DO THIS: What is needed here is an exact copy of every entry.
──────── RECORDS SUPPLIED ────────
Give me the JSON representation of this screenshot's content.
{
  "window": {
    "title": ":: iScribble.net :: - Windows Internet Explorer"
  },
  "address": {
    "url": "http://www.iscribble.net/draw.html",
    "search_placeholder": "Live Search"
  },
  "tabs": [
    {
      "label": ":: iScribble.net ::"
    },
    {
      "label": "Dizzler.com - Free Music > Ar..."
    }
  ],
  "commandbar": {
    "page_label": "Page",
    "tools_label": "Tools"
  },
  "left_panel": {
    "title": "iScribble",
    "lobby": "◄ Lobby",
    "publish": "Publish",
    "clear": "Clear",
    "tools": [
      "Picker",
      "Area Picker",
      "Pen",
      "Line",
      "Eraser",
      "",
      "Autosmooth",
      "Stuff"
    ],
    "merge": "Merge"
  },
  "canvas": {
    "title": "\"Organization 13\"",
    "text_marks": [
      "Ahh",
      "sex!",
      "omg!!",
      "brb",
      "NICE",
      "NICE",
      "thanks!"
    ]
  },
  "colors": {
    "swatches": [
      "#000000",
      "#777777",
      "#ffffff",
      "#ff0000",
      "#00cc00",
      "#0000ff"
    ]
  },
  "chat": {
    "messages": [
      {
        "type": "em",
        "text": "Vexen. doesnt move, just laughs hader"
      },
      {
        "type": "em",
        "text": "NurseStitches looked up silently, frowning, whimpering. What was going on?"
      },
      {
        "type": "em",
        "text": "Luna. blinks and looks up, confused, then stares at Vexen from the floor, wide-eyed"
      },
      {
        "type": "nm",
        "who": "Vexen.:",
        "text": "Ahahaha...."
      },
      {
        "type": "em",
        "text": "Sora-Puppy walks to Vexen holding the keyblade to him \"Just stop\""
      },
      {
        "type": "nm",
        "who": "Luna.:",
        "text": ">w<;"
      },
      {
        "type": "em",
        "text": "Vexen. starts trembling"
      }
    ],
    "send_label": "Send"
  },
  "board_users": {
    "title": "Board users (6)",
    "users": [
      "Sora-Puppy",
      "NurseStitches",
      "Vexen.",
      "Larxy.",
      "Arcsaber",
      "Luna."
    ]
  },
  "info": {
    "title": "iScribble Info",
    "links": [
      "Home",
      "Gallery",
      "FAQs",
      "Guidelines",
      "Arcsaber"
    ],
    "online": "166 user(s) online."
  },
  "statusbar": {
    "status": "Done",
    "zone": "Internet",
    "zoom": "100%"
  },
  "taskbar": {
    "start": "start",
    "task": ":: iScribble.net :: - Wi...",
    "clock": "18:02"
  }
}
────────
RESPONSE:
Give me the JSON representation of this screenshot's content.
{
  "window": {
    "title": ":: iScribble.net :: - Windows Internet Explorer"
  },
  "address": {
    "url": "http://www.iscribble.net/draw.html",
    "search_placeholder": "Live Search"
  },
  "tabs": [
    {
      "label": ":: iScribble.net ::"
    },
    {
      "label": "Dizzler.com - Free Music > Ar..."
    }
  ],
  "commandbar": {
    "page_label": "Page",
    "tools_label": "Tools"
  },
  "left_panel": {
    "title": "iScribble",
    "lobby": "◄ Lobby",
    "publish": "Publish",
    "clear": "Clear",
    "tools": [
      "Picker",
      "Area Picker",
      "Pen",
      "Line",
      "Eraser",
      "",
      "Autosmooth",
      "Stuff"
    ],
    "merge": "Merge"
  },
  "canvas": {
    "title": "\"Organization 13\"",
    "text_marks": [
      "Ahh",
      "sex!",
      "omg!!",
      "brb",
      "NICE",
      "NICE",
      "thanks!"
    ]
  },
  "colors": {
    "swatches": [
      "#000000",
      "#777777",
      "#ffffff",
      "#ff0000",
      "#00cc00",
      "#0000ff"
    ]
  },
  "chat": {
    "messages": [
      {
        "type": "em",
        "text": "Vexen. doesnt move, just laughs hader"
      },
      {
        "type": "em",
        "text": "NurseStitches looked up silently, frowning, whimpering. What was going on?"
      },
      {
        "type": "em",
        "text": "Luna. blinks and looks up, confused, then stares at Vexen from the floor, wide-eyed"
      },
      {
        "type": "nm",
        "who": "Vexen.:",
        "text": "Ahahaha...."
      },
      {
        "type": "em",
        "text": "Sora-Puppy walks to Vexen holding the keyblade to him \"Just stop\""
      },
      {
        "type": "nm",
        "who": "Luna.:",
        "text": ">w<;"
      },
      {
        "type": "em",
        "text": "Vexen. starts trembling"
      }
    ],
    "send_label": "Send"
  },
  "board_users": {
    "title": "Board users (6)",
    "users": [
      "Sora-Puppy",
      "NurseStitches",
      "Vexen.",
      "Larxy.",
      "Arcsaber",
      "Luna."
    ]
  },
  "info": {
    "title": "iScribble Info",
    "links": [
      "Home",
      "Gallery",
      "FAQs",
      "Guidelines",
      "Arcsaber"
    ],
    "online": "166 user(s) online."
  },
  "statusbar": {
    "status": "Done",
    "zone": "Internet",
    "zoom": "100%"
  },
  "taskbar": {
    "start": "start",
    "task": ":: iScribble.net :: - Wi...",
    "clock": "18:02"
  }
}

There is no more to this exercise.